*** Records supplied Section Begins ***

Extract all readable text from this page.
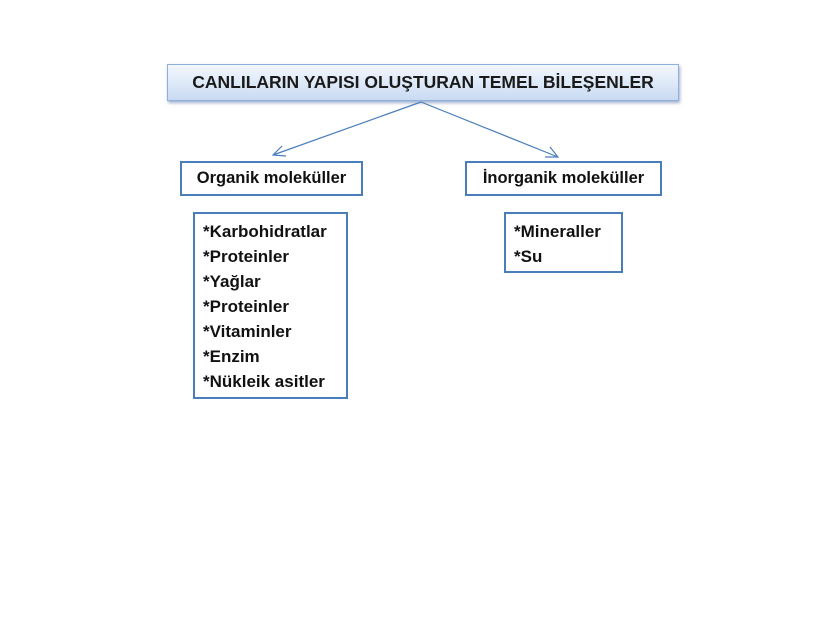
CANLILARIN YAPISI OLUŞTURAN TEMEL BİLEŞENLER
Organik moleküller	İnorganik moleküller
*Karbohidratlar
*Proteinler
*Yağlar
*Proteinler
*Vitaminler
*Enzim
*Nükleik asitler
*Mineraller
*Su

*** Records supplied Section Ends ***

▶ _Your task_: Each record should be copied exactly, and each image left out.

▶ _Exercise result_:
Extract all readable text from this page.
CANLILARIN YAPISI OLUŞTURAN TEMEL BİLEŞENLER
Organik moleküller	İnorganik moleküller
*Karbohidratlar
*Proteinler
*Yağlar
*Proteinler
*Vitaminler
*Enzim
*Nükleik asitler
*Mineraller
*Su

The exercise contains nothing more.